> _Entries supplied_
======
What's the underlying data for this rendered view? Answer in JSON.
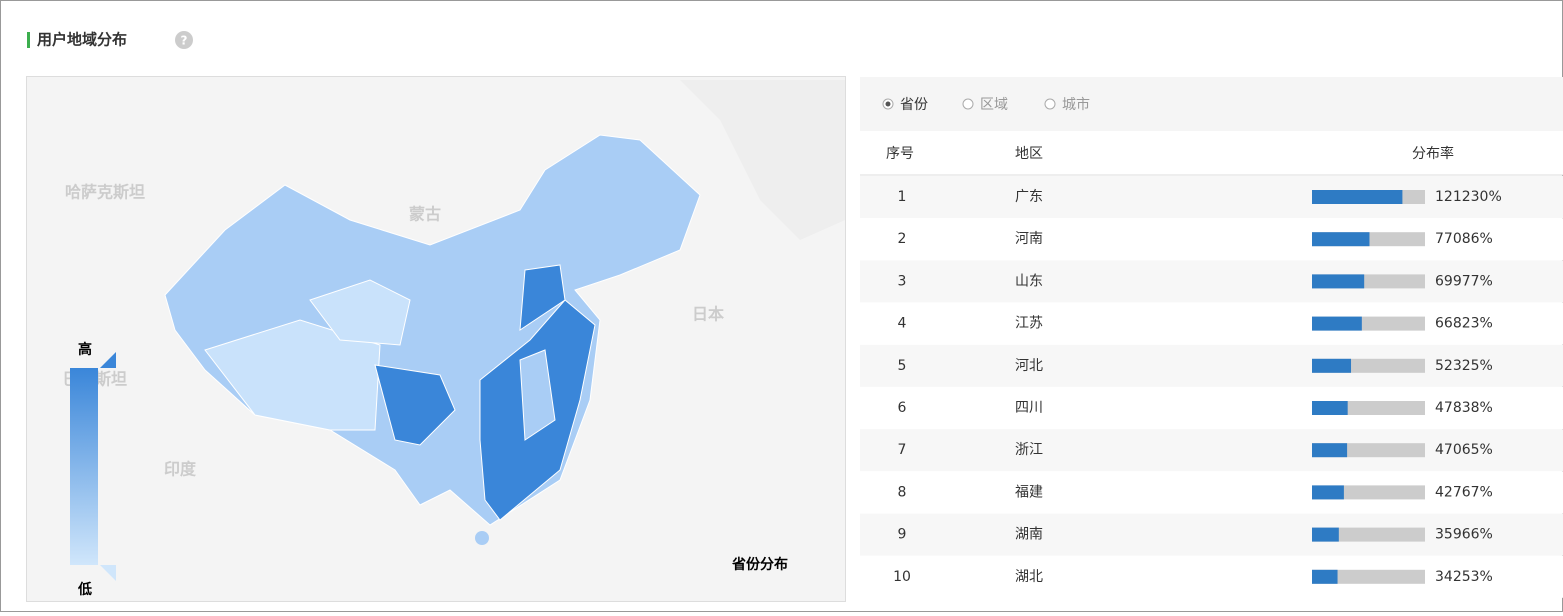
{
  "header": {
    "title": "用户地域分布"
  },
  "map": {
    "labels": [
      "哈萨克斯坦",
      "蒙古",
      "日本",
      "巴基斯坦",
      "印度"
    ],
    "legend": {
      "high": "高",
      "low": "低"
    },
    "caption": "省份分布"
  },
  "tabs": [
    "省份",
    "区域",
    "城市"
  ],
  "table": {
    "columns": [
      "序号",
      "地区",
      "分布率"
    ],
    "rows": [
      {
        "rank": 1,
        "region": "广东",
        "rate": 121230,
        "rate_label": "121230%"
      },
      {
        "rank": 2,
        "region": "河南",
        "rate": 77086,
        "rate_label": "77086%"
      },
      {
        "rank": 3,
        "region": "山东",
        "rate": 69977,
        "rate_label": "69977%"
      },
      {
        "rank": 4,
        "region": "江苏",
        "rate": 66823,
        "rate_label": "66823%"
      },
      {
        "rank": 5,
        "region": "河北",
        "rate": 52325,
        "rate_label": "52325%"
      },
      {
        "rank": 6,
        "region": "四川",
        "rate": 47838,
        "rate_label": "47838%"
      },
      {
        "rank": 7,
        "region": "浙江",
        "rate": 47065,
        "rate_label": "47065%"
      },
      {
        "rank": 8,
        "region": "福建",
        "rate": 42767,
        "rate_label": "42767%"
      },
      {
        "rank": 9,
        "region": "湖南",
        "rate": 35966,
        "rate_label": "35966%"
      },
      {
        "rank": 10,
        "region": "湖北",
        "rate": 34253,
        "rate_label": "34253%"
      }
    ]
  }
}
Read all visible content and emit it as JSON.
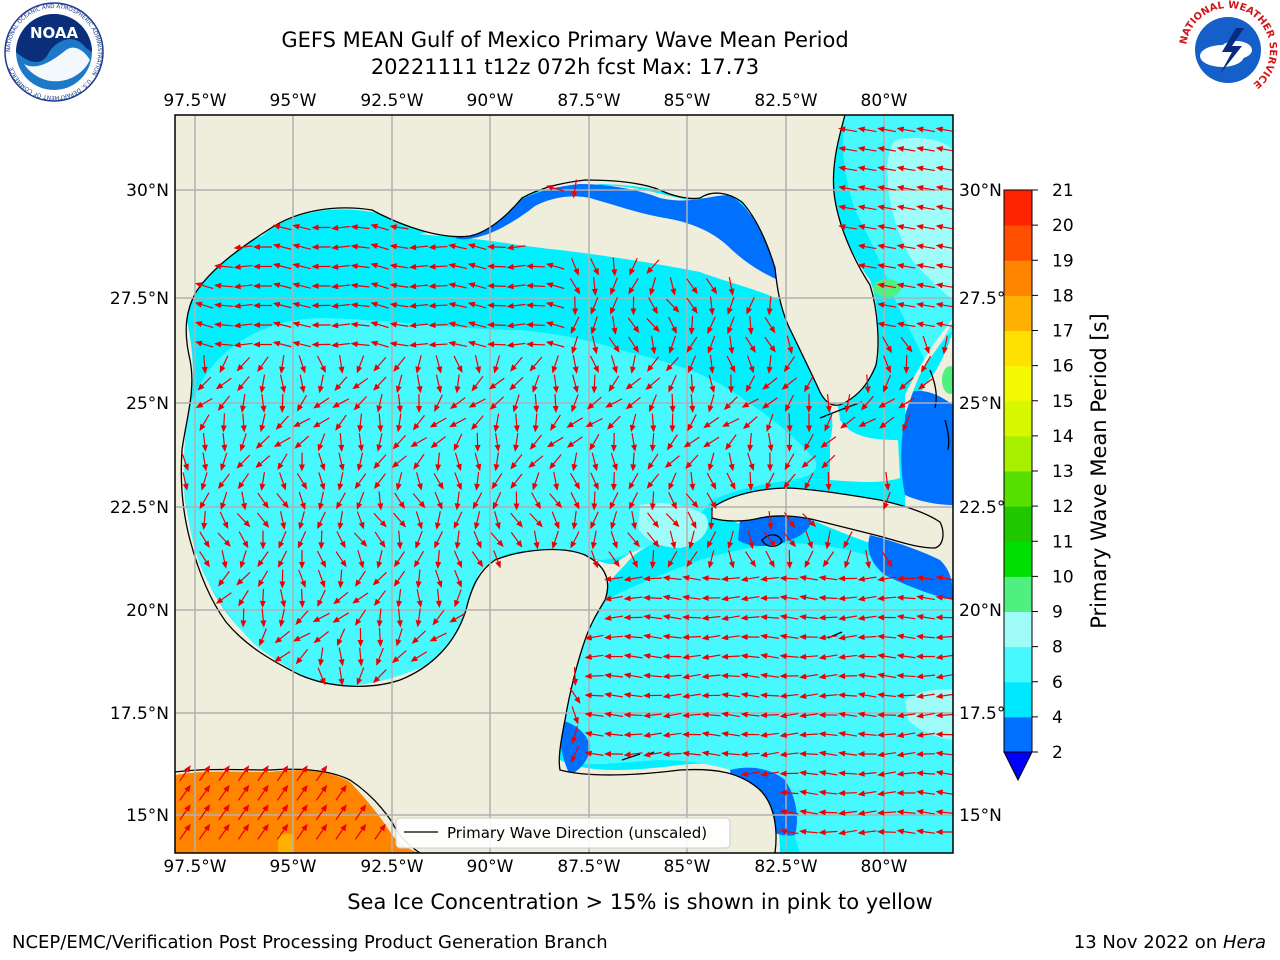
{
  "title": {
    "line1": "GEFS MEAN Gulf of Mexico Primary Wave Mean Period",
    "line2": "20221111 t12z 072h fcst   Max: 17.73"
  },
  "logos": {
    "noaa_text": "NOAA",
    "noaa_ring_text": "NATIONAL OCEANIC AND ATMOSPHERIC ADMINISTRATION · U.S. DEPARTMENT OF COMMERCE",
    "nws_ring_text": "NATIONAL WEATHER SERVICE"
  },
  "map": {
    "lon_ticks": [
      "97.5°W",
      "95°W",
      "92.5°W",
      "90°W",
      "87.5°W",
      "85°W",
      "82.5°W",
      "80°W"
    ],
    "lat_ticks": [
      "30°N",
      "27.5°N",
      "25°N",
      "22.5°N",
      "20°N",
      "17.5°N",
      "15°N"
    ],
    "legend_label": "Primary Wave Direction (unscaled)",
    "land_color": "#efeddc",
    "arrow_color": "#ee0000",
    "grid_color": "#b0b0b0"
  },
  "colorbar": {
    "label": "Primary Wave Mean Period [s]",
    "levels": [
      "2",
      "4",
      "6",
      "8",
      "9",
      "10",
      "11",
      "12",
      "13",
      "14",
      "15",
      "16",
      "17",
      "18",
      "19",
      "20",
      "21"
    ],
    "colors": [
      "#0070ff",
      "#00e8ff",
      "#48f8ff",
      "#a0fcf8",
      "#50f080",
      "#00e000",
      "#20c800",
      "#58e000",
      "#a8f000",
      "#d8f800",
      "#f4f800",
      "#ffe000",
      "#ffb000",
      "#ff8400",
      "#ff5000",
      "#ff2400"
    ],
    "under_color": "#0000ff"
  },
  "captions": {
    "sea_ice": "Sea Ice Concentration > 15% is shown in pink to yellow",
    "footer_left": "NCEP/EMC/Verification Post Processing Product Generation Branch",
    "footer_date": "13 Nov 2022 on ",
    "footer_host": "Hera"
  }
}
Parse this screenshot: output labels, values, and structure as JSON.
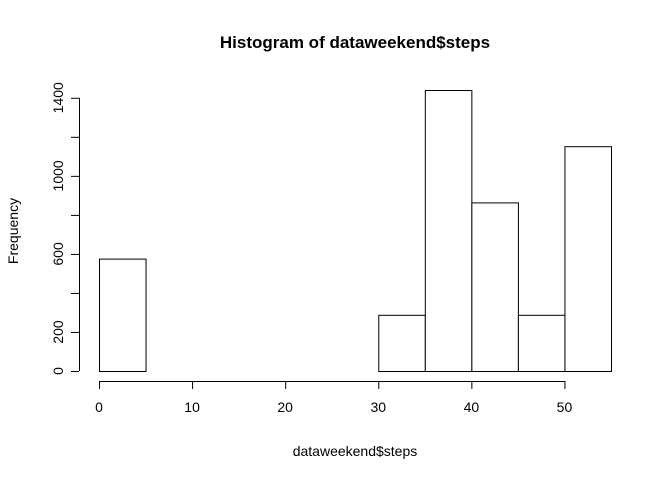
{
  "chart_data": {
    "type": "bar",
    "title": "Histogram of dataweekend$steps",
    "xlabel": "dataweekend$steps",
    "ylabel": "Frequency",
    "xlim": [
      0,
      55
    ],
    "ylim": [
      0,
      1440
    ],
    "bins": [
      {
        "start": 0,
        "end": 5,
        "value": 576
      },
      {
        "start": 5,
        "end": 10,
        "value": 0
      },
      {
        "start": 10,
        "end": 15,
        "value": 0
      },
      {
        "start": 15,
        "end": 20,
        "value": 0
      },
      {
        "start": 20,
        "end": 25,
        "value": 0
      },
      {
        "start": 25,
        "end": 30,
        "value": 0
      },
      {
        "start": 30,
        "end": 35,
        "value": 288
      },
      {
        "start": 35,
        "end": 40,
        "value": 1440
      },
      {
        "start": 40,
        "end": 45,
        "value": 864
      },
      {
        "start": 45,
        "end": 50,
        "value": 288
      },
      {
        "start": 50,
        "end": 55,
        "value": 1152
      }
    ],
    "x_ticks": [
      0,
      10,
      20,
      30,
      40,
      50
    ],
    "x_tick_labels": [
      "0",
      "10",
      "20",
      "30",
      "40",
      "50"
    ],
    "y_ticks": [
      0,
      200,
      400,
      600,
      800,
      1000,
      1200,
      1400
    ],
    "y_tick_labels": [
      "0",
      "200",
      "",
      "600",
      "",
      "1000",
      "",
      "1400"
    ],
    "grid": false,
    "colors": {
      "bar_fill": "#ffffff",
      "bar_stroke": "#000000"
    }
  }
}
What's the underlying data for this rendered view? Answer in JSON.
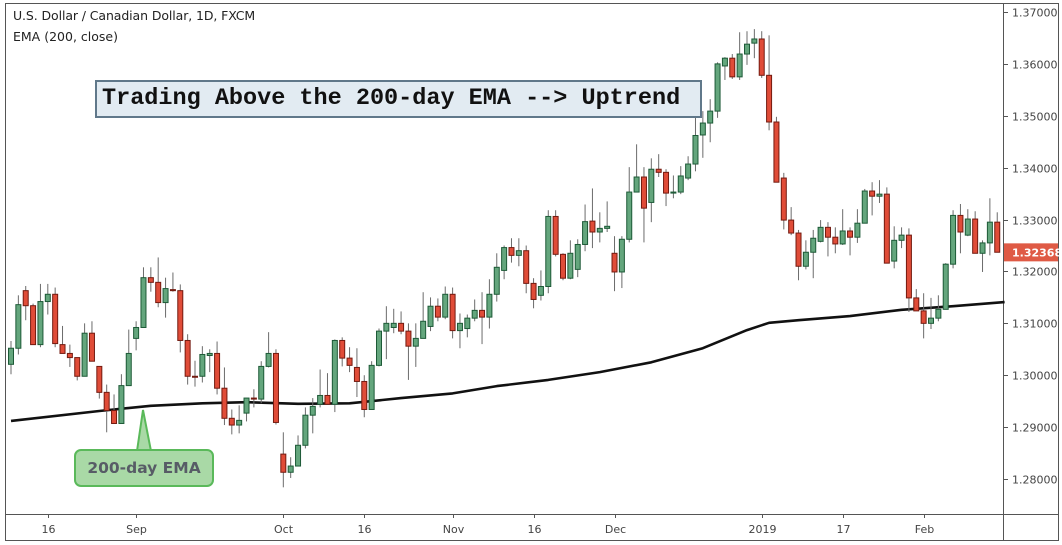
{
  "header": {
    "title": "U.S. Dollar / Canadian Dollar, 1D, FXCM",
    "indicator": "EMA (200, close)"
  },
  "annotations": {
    "banner": "Trading Above the 200-day EMA --> Uptrend",
    "callout": "200-day EMA"
  },
  "colors": {
    "up_fill": "#64a67d",
    "up_border": "#1d5a37",
    "down_fill": "#e04c38",
    "down_border": "#731a10",
    "wick": "#6b6b6b",
    "ema": "#111111",
    "last_price_bg": "#df5a45"
  },
  "chart_data": {
    "type": "candlestick",
    "title": "U.S. Dollar / Canadian Dollar, 1D, FXCM",
    "ylim": [
      1.2755,
      1.3715
    ],
    "y_ticks": [
      "1.28000",
      "1.29000",
      "1.30000",
      "1.31000",
      "1.32000",
      "1.33000",
      "1.34000",
      "1.35000",
      "1.36000",
      "1.37000"
    ],
    "last_price": "1.32368",
    "x_ticks": [
      {
        "bar": 5,
        "label": "16"
      },
      {
        "bar": 17,
        "label": "Sep"
      },
      {
        "bar": 37,
        "label": "Oct"
      },
      {
        "bar": 48,
        "label": "16"
      },
      {
        "bar": 60,
        "label": "Nov"
      },
      {
        "bar": 71,
        "label": "16"
      },
      {
        "bar": 82,
        "label": "Dec"
      },
      {
        "bar": 102,
        "label": "2019"
      },
      {
        "bar": 113,
        "label": "17"
      },
      {
        "bar": 124,
        "label": "Feb"
      }
    ],
    "ohlc_fields": [
      "open",
      "high",
      "low",
      "close"
    ],
    "candles": [
      [
        1.3021,
        1.3066,
        1.3002,
        1.3052
      ],
      [
        1.3052,
        1.3154,
        1.304,
        1.3136
      ],
      [
        1.3163,
        1.3172,
        1.3106,
        1.3134
      ],
      [
        1.3134,
        1.3138,
        1.3059,
        1.3059
      ],
      [
        1.3059,
        1.3176,
        1.3054,
        1.3142
      ],
      [
        1.3142,
        1.3176,
        1.3117,
        1.3156
      ],
      [
        1.3156,
        1.3169,
        1.3054,
        1.3061
      ],
      [
        1.3059,
        1.3095,
        1.3042,
        1.3042
      ],
      [
        1.3042,
        1.3059,
        1.3016,
        1.3034
      ],
      [
        1.3034,
        1.3034,
        1.299,
        1.2998
      ],
      [
        1.2998,
        1.31,
        1.2998,
        1.3081
      ],
      [
        1.3081,
        1.3104,
        1.3027,
        1.3027
      ],
      [
        1.3017,
        1.3017,
        1.2955,
        1.2967
      ],
      [
        1.2967,
        1.2982,
        1.289,
        1.2932
      ],
      [
        1.2932,
        1.2963,
        1.2907,
        1.2907
      ],
      [
        1.2907,
        1.3002,
        1.2907,
        1.298
      ],
      [
        1.298,
        1.3088,
        1.298,
        1.3042
      ],
      [
        1.3071,
        1.3104,
        1.3048,
        1.3092
      ],
      [
        1.3092,
        1.3208,
        1.3092,
        1.3188
      ],
      [
        1.3188,
        1.3208,
        1.3161,
        1.3179
      ],
      [
        1.3179,
        1.3227,
        1.3131,
        1.314
      ],
      [
        1.314,
        1.3188,
        1.3111,
        1.3167
      ],
      [
        1.3165,
        1.3198,
        1.3161,
        1.3163
      ],
      [
        1.3163,
        1.3175,
        1.3044,
        1.3067
      ],
      [
        1.3067,
        1.3079,
        1.2982,
        1.2998
      ],
      [
        1.2998,
        1.3028,
        1.2978,
        1.2997
      ],
      [
        1.2998,
        1.3056,
        1.2986,
        1.304
      ],
      [
        1.3038,
        1.305,
        1.3006,
        1.3042
      ],
      [
        1.3042,
        1.3065,
        1.2963,
        1.2975
      ],
      [
        1.2975,
        1.3015,
        1.2904,
        1.2917
      ],
      [
        1.2917,
        1.2934,
        1.2886,
        1.2904
      ],
      [
        1.2904,
        1.2942,
        1.2888,
        1.2913
      ],
      [
        1.2927,
        1.2956,
        1.2911,
        1.2956
      ],
      [
        1.2956,
        1.2973,
        1.2938,
        1.2954
      ],
      [
        1.2954,
        1.3027,
        1.2946,
        1.3017
      ],
      [
        1.3017,
        1.3083,
        1.3015,
        1.3042
      ],
      [
        1.3042,
        1.305,
        1.2905,
        1.2909
      ],
      [
        1.2848,
        1.289,
        1.2784,
        1.2813
      ],
      [
        1.2813,
        1.2842,
        1.2802,
        1.2825
      ],
      [
        1.2825,
        1.2884,
        1.2825,
        1.2865
      ],
      [
        1.2865,
        1.2938,
        1.2859,
        1.2923
      ],
      [
        1.2923,
        1.2956,
        1.2888,
        1.294
      ],
      [
        1.2944,
        1.3011,
        1.2938,
        1.2961
      ],
      [
        1.2961,
        1.3004,
        1.2944,
        1.2944
      ],
      [
        1.2944,
        1.3069,
        1.2929,
        1.3067
      ],
      [
        1.3067,
        1.3073,
        1.3017,
        1.3033
      ],
      [
        1.3033,
        1.3054,
        1.3006,
        1.3019
      ],
      [
        1.3015,
        1.3052,
        1.2958,
        1.2988
      ],
      [
        1.2988,
        1.3,
        1.2919,
        1.2934
      ],
      [
        1.2934,
        1.3027,
        1.2934,
        1.3019
      ],
      [
        1.3019,
        1.309,
        1.3017,
        1.3085
      ],
      [
        1.3085,
        1.3133,
        1.3031,
        1.31
      ],
      [
        1.3092,
        1.3128,
        1.3081,
        1.31
      ],
      [
        1.31,
        1.3123,
        1.3079,
        1.3085
      ],
      [
        1.3085,
        1.31,
        1.2991,
        1.3056
      ],
      [
        1.3056,
        1.31,
        1.3016,
        1.3071
      ],
      [
        1.3071,
        1.316,
        1.3071,
        1.3104
      ],
      [
        1.3094,
        1.315,
        1.3085,
        1.3133
      ],
      [
        1.3133,
        1.3148,
        1.3104,
        1.3112
      ],
      [
        1.3112,
        1.3171,
        1.3108,
        1.3156
      ],
      [
        1.3156,
        1.3169,
        1.3071,
        1.3086
      ],
      [
        1.3086,
        1.3119,
        1.3052,
        1.31
      ],
      [
        1.309,
        1.3117,
        1.3073,
        1.311
      ],
      [
        1.311,
        1.3146,
        1.3104,
        1.3125
      ],
      [
        1.3125,
        1.316,
        1.306,
        1.3112
      ],
      [
        1.3112,
        1.3185,
        1.309,
        1.3156
      ],
      [
        1.3156,
        1.3235,
        1.3142,
        1.3208
      ],
      [
        1.3202,
        1.325,
        1.3185,
        1.3246
      ],
      [
        1.3246,
        1.3264,
        1.3217,
        1.3231
      ],
      [
        1.3231,
        1.3264,
        1.321,
        1.324
      ],
      [
        1.324,
        1.325,
        1.3158,
        1.3177
      ],
      [
        1.3177,
        1.3187,
        1.3129,
        1.3146
      ],
      [
        1.3154,
        1.3202,
        1.3144,
        1.3171
      ],
      [
        1.3171,
        1.3318,
        1.3158,
        1.3306
      ],
      [
        1.3306,
        1.3318,
        1.3229,
        1.3233
      ],
      [
        1.3233,
        1.3235,
        1.3183,
        1.3187
      ],
      [
        1.3187,
        1.326,
        1.3185,
        1.3235
      ],
      [
        1.3204,
        1.3262,
        1.3189,
        1.3252
      ],
      [
        1.3252,
        1.3329,
        1.3239,
        1.3296
      ],
      [
        1.3297,
        1.336,
        1.3245,
        1.3276
      ],
      [
        1.3276,
        1.3314,
        1.3256,
        1.3283
      ],
      [
        1.3283,
        1.3335,
        1.3276,
        1.3287
      ],
      [
        1.3235,
        1.3268,
        1.3162,
        1.3199
      ],
      [
        1.3199,
        1.3268,
        1.3168,
        1.3262
      ],
      [
        1.3262,
        1.3401,
        1.3256,
        1.3353
      ],
      [
        1.3353,
        1.3445,
        1.3353,
        1.3382
      ],
      [
        1.3382,
        1.3401,
        1.3256,
        1.3322
      ],
      [
        1.3333,
        1.3418,
        1.3295,
        1.3397
      ],
      [
        1.3397,
        1.3426,
        1.3382,
        1.3391
      ],
      [
        1.3391,
        1.3397,
        1.3326,
        1.3351
      ],
      [
        1.3351,
        1.3385,
        1.3341,
        1.3353
      ],
      [
        1.3353,
        1.3403,
        1.3349,
        1.3384
      ],
      [
        1.338,
        1.3422,
        1.3376,
        1.3407
      ],
      [
        1.3407,
        1.35,
        1.3393,
        1.3462
      ],
      [
        1.3463,
        1.3509,
        1.3419,
        1.3486
      ],
      [
        1.3486,
        1.3532,
        1.3449,
        1.3509
      ],
      [
        1.3509,
        1.3603,
        1.3496,
        1.36
      ],
      [
        1.3596,
        1.3613,
        1.3569,
        1.3611
      ],
      [
        1.3611,
        1.3619,
        1.3571,
        1.3575
      ],
      [
        1.3575,
        1.3661,
        1.3569,
        1.3619
      ],
      [
        1.3619,
        1.3663,
        1.3598,
        1.3638
      ],
      [
        1.364,
        1.3667,
        1.3611,
        1.3648
      ],
      [
        1.3648,
        1.3663,
        1.3573,
        1.3578
      ],
      [
        1.3578,
        1.3655,
        1.3472,
        1.3488
      ],
      [
        1.3488,
        1.3498,
        1.3372,
        1.3372
      ],
      [
        1.338,
        1.339,
        1.3281,
        1.3299
      ],
      [
        1.3299,
        1.3324,
        1.327,
        1.3274
      ],
      [
        1.3274,
        1.328,
        1.3183,
        1.321
      ],
      [
        1.321,
        1.326,
        1.3204,
        1.3237
      ],
      [
        1.3237,
        1.328,
        1.3187,
        1.3264
      ],
      [
        1.3258,
        1.3299,
        1.3256,
        1.3285
      ],
      [
        1.3285,
        1.3295,
        1.3229,
        1.3266
      ],
      [
        1.3266,
        1.3285,
        1.3235,
        1.3253
      ],
      [
        1.3253,
        1.332,
        1.3251,
        1.3278
      ],
      [
        1.3278,
        1.3285,
        1.3231,
        1.3266
      ],
      [
        1.3266,
        1.332,
        1.3255,
        1.3293
      ],
      [
        1.3293,
        1.3359,
        1.3293,
        1.3355
      ],
      [
        1.3355,
        1.3372,
        1.3308,
        1.3345
      ],
      [
        1.3345,
        1.3376,
        1.3332,
        1.3349
      ],
      [
        1.3349,
        1.3362,
        1.3216,
        1.3216
      ],
      [
        1.322,
        1.3287,
        1.3206,
        1.326
      ],
      [
        1.326,
        1.3285,
        1.3245,
        1.327
      ],
      [
        1.327,
        1.3283,
        1.3122,
        1.3149
      ],
      [
        1.3149,
        1.3166,
        1.3124,
        1.3124
      ],
      [
        1.3124,
        1.3158,
        1.3071,
        1.31
      ],
      [
        1.31,
        1.3149,
        1.3089,
        1.311
      ],
      [
        1.311,
        1.3154,
        1.3104,
        1.3127
      ],
      [
        1.3127,
        1.3216,
        1.3127,
        1.3214
      ],
      [
        1.3214,
        1.3318,
        1.3206,
        1.3308
      ],
      [
        1.3308,
        1.333,
        1.3235,
        1.3276
      ],
      [
        1.327,
        1.332,
        1.3268,
        1.3301
      ],
      [
        1.3301,
        1.3316,
        1.3235,
        1.3235
      ],
      [
        1.3235,
        1.326,
        1.3199,
        1.3255
      ],
      [
        1.3255,
        1.3341,
        1.3231,
        1.3295
      ],
      [
        1.3295,
        1.3314,
        1.3237,
        1.3237
      ]
    ],
    "ema": {
      "name": "EMA (200, close)",
      "points": [
        [
          0,
          1.2912
        ],
        [
          12,
          1.2931
        ],
        [
          19,
          1.2941
        ],
        [
          26,
          1.2946
        ],
        [
          32,
          1.2948
        ],
        [
          39,
          1.2945
        ],
        [
          46,
          1.2946
        ],
        [
          53,
          1.2956
        ],
        [
          60,
          1.2965
        ],
        [
          66,
          1.2979
        ],
        [
          73,
          1.2991
        ],
        [
          80,
          1.3006
        ],
        [
          87,
          1.3025
        ],
        [
          94,
          1.3052
        ],
        [
          100,
          1.3087
        ],
        [
          103,
          1.3101
        ],
        [
          107,
          1.3106
        ],
        [
          114,
          1.3114
        ],
        [
          121,
          1.3126
        ],
        [
          128,
          1.3133
        ],
        [
          135,
          1.3141
        ]
      ]
    }
  }
}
======
> _The exercise_
Read the data above. Pull out each line in which the string "dataweekend" appears.

> _Result for this task_
    "title": "Histogram of dataweekend$steps",
    "xlabel": "dataweekend$steps",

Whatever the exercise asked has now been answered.